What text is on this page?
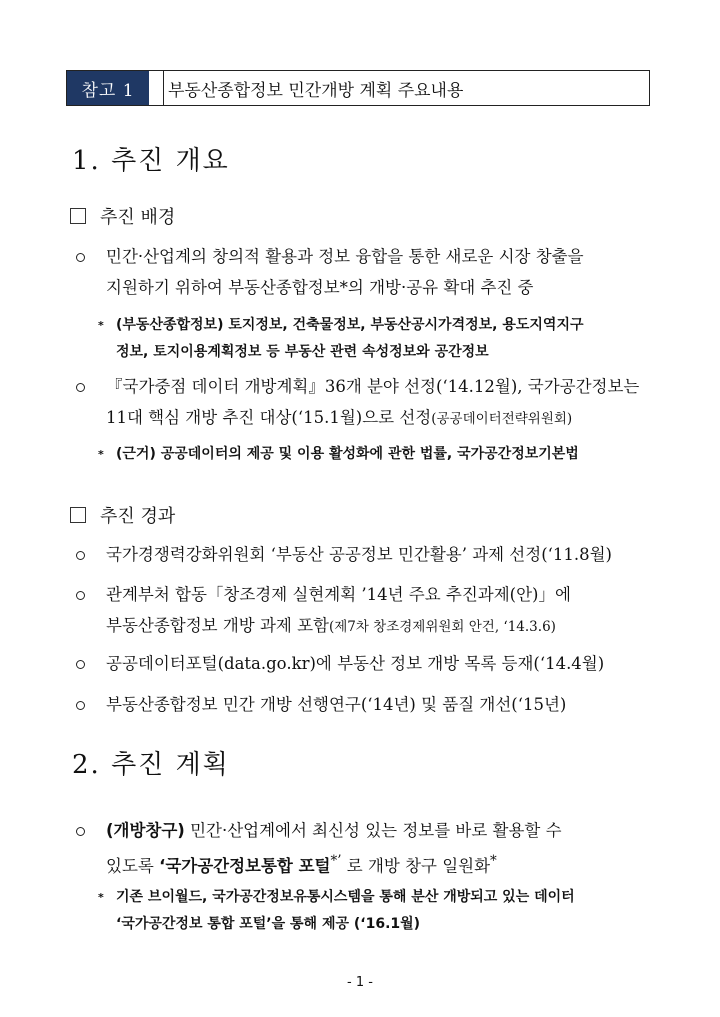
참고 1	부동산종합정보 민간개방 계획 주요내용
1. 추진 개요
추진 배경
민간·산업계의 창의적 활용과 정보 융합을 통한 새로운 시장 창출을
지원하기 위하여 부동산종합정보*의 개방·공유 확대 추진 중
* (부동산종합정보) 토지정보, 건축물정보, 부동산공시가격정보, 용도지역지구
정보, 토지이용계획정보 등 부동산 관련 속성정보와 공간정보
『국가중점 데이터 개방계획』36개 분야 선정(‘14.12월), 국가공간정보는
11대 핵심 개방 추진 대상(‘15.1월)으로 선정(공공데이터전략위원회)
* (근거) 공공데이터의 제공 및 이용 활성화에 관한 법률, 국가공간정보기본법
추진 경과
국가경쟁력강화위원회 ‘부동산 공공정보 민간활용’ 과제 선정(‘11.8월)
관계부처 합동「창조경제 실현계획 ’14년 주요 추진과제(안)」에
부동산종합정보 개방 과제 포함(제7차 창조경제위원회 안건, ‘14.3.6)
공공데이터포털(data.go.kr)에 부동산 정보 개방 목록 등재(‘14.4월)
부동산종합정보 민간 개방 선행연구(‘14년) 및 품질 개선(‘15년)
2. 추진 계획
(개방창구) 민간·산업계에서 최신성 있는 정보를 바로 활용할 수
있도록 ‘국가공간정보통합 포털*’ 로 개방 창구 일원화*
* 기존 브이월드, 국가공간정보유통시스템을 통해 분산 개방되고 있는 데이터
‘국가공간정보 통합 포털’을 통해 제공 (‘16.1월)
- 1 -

|---|

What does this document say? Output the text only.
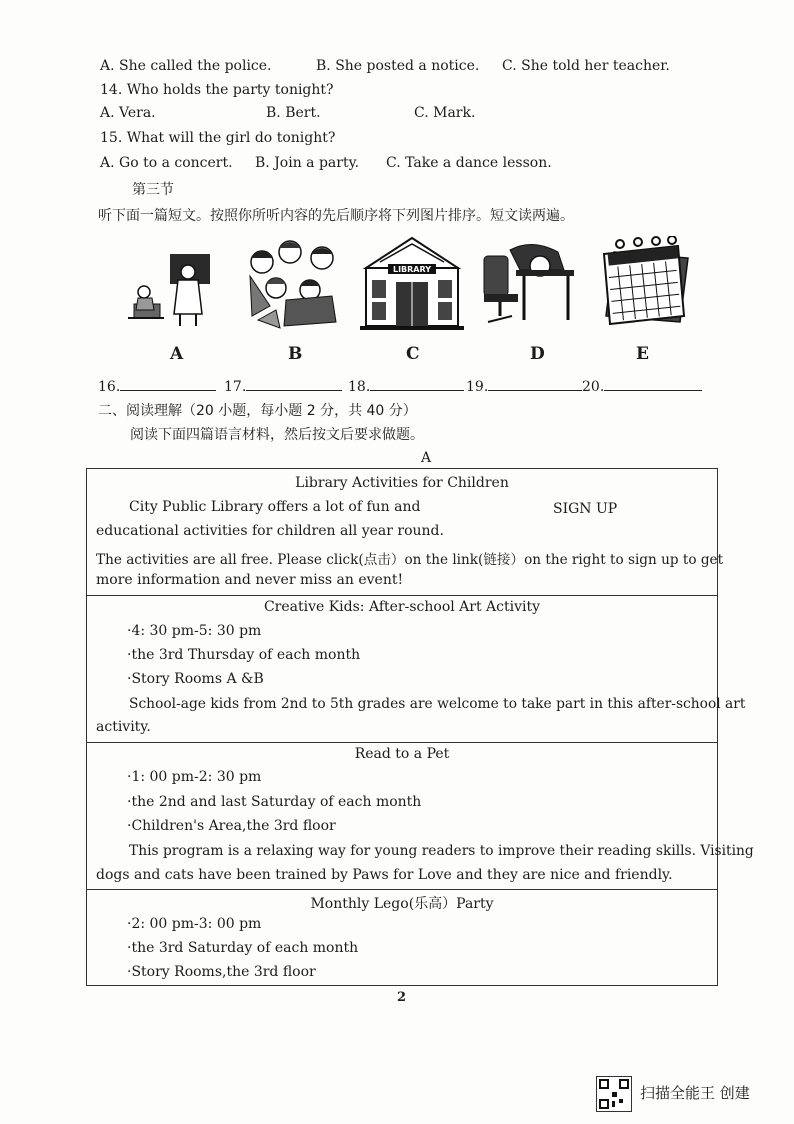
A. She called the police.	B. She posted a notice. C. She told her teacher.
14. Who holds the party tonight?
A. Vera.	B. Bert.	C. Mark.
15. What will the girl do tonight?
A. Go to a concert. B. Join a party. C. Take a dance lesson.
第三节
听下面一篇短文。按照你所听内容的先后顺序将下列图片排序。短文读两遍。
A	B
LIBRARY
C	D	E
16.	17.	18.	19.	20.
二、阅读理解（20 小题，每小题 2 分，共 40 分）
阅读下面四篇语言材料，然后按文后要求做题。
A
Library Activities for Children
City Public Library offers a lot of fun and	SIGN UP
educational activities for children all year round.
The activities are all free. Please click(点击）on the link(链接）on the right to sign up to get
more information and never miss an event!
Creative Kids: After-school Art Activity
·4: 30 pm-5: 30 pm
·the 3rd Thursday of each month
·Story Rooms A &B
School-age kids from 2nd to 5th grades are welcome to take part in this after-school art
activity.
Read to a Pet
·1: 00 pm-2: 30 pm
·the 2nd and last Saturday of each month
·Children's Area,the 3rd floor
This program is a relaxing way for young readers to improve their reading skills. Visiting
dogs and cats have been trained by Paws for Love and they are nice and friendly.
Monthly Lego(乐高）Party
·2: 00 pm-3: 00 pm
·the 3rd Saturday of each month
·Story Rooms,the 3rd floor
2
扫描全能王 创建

|---|

Pick out the lines containing the string "Story".

▶ [RESULT OF THIS TASK]
·Story Rooms A &B
·Story Rooms,the 3rd floor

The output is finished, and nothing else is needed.